### What you need to do
Gather each line in the entries that includes the string "Datei".

### Material provided
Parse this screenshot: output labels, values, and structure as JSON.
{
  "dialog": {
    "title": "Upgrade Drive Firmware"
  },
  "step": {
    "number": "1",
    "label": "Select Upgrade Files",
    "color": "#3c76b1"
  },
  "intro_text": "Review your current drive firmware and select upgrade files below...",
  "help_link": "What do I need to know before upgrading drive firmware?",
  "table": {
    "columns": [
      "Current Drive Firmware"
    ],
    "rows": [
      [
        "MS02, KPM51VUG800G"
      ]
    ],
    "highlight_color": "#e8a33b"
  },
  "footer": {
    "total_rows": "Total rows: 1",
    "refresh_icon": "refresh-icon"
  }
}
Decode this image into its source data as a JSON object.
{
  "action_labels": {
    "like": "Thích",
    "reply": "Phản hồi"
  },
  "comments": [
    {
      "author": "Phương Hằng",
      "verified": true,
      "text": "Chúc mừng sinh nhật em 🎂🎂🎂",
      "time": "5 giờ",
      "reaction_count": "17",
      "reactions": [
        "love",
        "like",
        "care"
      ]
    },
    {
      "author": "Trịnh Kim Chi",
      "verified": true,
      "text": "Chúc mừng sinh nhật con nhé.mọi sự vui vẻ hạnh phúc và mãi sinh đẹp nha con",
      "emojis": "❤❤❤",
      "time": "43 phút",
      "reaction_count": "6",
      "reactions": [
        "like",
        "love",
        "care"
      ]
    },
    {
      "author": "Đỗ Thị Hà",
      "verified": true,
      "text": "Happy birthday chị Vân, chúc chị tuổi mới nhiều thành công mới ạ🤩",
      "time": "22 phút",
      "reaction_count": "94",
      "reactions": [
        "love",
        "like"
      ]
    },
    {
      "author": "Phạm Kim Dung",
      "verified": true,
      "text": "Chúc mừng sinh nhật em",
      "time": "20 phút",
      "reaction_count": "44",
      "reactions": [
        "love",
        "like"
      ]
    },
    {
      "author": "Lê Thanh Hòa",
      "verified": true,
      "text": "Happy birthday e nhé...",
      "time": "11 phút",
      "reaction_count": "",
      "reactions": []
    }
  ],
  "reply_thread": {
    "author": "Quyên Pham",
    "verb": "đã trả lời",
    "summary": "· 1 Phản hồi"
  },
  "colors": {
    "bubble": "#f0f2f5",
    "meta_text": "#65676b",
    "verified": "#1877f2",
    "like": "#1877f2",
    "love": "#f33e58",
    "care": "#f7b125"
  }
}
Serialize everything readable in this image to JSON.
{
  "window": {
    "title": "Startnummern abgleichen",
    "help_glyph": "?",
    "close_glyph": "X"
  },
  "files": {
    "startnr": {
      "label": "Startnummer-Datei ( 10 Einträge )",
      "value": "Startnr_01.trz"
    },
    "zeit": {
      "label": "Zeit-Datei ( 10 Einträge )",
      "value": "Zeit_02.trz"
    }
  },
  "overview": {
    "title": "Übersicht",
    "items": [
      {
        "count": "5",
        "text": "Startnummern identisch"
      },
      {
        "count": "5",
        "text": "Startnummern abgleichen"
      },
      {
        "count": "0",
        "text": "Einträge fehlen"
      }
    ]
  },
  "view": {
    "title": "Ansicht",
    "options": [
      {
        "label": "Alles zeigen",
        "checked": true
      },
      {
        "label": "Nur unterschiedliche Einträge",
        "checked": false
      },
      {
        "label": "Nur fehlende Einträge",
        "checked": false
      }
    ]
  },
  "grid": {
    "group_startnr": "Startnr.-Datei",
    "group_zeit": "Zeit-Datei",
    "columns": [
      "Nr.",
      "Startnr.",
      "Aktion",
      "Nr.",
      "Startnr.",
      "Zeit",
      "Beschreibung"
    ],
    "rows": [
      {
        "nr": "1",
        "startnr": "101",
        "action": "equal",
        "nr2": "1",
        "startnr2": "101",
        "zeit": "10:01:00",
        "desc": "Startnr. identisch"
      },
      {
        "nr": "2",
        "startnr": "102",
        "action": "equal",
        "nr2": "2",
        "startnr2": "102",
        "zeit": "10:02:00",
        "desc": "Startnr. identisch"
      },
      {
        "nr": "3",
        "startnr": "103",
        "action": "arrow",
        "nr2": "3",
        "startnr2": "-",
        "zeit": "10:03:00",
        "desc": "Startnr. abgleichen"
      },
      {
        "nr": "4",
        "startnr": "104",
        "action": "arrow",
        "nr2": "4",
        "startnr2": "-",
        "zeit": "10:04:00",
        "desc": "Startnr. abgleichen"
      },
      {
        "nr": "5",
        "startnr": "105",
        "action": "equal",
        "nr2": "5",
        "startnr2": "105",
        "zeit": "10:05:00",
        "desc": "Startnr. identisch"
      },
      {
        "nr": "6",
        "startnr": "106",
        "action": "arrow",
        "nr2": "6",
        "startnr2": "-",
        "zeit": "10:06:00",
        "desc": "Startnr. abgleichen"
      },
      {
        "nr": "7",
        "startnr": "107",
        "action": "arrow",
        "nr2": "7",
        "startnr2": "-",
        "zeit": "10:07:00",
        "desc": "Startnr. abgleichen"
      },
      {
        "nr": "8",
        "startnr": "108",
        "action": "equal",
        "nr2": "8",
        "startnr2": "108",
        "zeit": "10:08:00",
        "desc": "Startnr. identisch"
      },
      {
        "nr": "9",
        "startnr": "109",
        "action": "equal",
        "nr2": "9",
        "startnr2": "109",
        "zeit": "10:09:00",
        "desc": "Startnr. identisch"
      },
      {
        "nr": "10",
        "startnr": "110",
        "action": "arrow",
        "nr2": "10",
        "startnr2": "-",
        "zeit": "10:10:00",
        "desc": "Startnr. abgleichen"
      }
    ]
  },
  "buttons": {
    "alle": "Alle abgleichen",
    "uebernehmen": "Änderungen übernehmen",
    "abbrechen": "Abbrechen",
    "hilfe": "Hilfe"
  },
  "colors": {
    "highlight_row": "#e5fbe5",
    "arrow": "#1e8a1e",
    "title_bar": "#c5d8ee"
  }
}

### Expected answer
      "label": "Startnummer-Datei ( 10 Einträge )",
      "label": "Zeit-Datei ( 10 Einträge )",
    "group_startnr": "Startnr.-Datei",
    "group_zeit": "Zeit-Datei",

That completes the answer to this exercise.